TASK DIRECTIONS: Scan the entries below and extract each line with the word "Kendal" in it.

┌─ EXERCISE MATERIAL

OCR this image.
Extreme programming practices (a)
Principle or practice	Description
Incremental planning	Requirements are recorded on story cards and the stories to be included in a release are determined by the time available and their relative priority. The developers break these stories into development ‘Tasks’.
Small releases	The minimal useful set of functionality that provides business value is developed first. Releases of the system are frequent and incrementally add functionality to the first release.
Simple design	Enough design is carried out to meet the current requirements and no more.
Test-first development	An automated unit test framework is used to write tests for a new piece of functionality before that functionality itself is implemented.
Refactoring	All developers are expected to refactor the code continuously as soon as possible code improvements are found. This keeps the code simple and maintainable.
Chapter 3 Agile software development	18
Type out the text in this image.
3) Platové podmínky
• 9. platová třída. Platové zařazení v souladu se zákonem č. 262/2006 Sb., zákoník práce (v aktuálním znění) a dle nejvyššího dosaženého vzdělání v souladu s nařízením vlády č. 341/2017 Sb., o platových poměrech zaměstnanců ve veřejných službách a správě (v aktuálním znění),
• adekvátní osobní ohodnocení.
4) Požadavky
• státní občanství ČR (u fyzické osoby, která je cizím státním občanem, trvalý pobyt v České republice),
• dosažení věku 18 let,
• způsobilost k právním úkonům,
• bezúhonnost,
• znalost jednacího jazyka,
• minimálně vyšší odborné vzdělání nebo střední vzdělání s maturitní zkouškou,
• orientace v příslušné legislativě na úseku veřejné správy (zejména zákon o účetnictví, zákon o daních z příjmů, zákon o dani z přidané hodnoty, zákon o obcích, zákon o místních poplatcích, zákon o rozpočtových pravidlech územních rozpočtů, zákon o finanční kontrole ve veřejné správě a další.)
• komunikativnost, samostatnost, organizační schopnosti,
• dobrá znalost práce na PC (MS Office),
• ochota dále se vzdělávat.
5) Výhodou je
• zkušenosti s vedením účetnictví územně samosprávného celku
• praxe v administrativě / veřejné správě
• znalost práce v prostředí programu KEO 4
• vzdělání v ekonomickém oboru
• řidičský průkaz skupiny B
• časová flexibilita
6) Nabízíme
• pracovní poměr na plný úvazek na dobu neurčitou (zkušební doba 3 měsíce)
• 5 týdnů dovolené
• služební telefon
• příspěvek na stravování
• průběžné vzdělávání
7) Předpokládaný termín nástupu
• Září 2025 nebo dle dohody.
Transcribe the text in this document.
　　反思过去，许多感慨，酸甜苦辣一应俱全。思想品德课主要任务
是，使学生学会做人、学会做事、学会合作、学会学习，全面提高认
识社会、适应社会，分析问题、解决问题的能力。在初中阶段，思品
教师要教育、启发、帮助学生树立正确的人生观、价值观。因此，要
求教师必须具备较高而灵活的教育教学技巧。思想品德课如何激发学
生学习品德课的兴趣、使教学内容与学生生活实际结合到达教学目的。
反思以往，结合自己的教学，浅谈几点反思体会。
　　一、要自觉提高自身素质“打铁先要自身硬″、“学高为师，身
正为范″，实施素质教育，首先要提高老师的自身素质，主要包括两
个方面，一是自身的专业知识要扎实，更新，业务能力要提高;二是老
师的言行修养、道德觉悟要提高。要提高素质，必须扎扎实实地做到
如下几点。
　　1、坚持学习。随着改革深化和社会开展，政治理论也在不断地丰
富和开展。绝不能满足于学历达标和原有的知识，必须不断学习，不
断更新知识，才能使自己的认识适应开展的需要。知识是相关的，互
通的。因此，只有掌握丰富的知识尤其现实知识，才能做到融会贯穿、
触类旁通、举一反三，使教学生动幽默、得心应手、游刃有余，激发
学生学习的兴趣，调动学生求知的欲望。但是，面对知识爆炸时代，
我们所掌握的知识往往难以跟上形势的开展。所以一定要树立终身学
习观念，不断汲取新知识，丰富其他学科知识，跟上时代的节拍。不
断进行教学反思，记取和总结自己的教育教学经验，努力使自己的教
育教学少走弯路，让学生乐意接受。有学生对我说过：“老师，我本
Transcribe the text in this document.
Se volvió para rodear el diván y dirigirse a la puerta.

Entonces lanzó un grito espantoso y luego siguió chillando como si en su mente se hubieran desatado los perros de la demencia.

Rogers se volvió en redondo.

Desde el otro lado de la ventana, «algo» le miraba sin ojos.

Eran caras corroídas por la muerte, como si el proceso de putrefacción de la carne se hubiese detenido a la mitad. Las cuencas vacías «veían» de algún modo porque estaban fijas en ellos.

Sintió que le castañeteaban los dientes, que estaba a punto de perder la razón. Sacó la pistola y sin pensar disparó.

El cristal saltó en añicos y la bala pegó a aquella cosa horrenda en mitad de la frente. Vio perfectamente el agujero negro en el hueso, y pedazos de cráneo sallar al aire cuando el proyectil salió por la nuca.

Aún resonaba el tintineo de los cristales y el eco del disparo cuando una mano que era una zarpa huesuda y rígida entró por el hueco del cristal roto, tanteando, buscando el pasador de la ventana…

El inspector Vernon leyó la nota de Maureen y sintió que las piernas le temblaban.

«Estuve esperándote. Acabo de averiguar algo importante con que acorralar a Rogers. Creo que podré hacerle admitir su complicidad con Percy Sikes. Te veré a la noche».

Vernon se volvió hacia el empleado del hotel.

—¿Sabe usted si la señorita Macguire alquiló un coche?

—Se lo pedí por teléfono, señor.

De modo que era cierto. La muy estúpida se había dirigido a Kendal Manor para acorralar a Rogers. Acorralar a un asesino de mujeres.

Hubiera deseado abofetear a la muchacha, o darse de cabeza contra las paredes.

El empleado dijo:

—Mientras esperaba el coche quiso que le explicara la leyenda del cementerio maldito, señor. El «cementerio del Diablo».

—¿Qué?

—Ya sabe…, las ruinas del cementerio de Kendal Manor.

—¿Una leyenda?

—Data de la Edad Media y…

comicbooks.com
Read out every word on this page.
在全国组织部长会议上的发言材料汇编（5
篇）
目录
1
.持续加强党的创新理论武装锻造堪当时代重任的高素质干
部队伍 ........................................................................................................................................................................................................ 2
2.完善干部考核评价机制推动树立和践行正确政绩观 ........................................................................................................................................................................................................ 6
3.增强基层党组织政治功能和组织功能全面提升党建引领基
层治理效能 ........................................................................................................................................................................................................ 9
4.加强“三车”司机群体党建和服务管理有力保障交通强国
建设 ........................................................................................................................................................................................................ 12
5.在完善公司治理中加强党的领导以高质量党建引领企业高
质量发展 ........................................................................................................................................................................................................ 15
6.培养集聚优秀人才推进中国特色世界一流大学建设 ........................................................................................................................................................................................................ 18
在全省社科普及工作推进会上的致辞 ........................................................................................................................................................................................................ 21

└─

WRITTEN RESPONSE:
De modo que era cierto. La muy estúpida se había dirigido a Kendal Manor para acorralar a Rogers. Acorralar a un asesino de mujeres.
—Ya sabe…, las ruinas del cementerio de Kendal Manor.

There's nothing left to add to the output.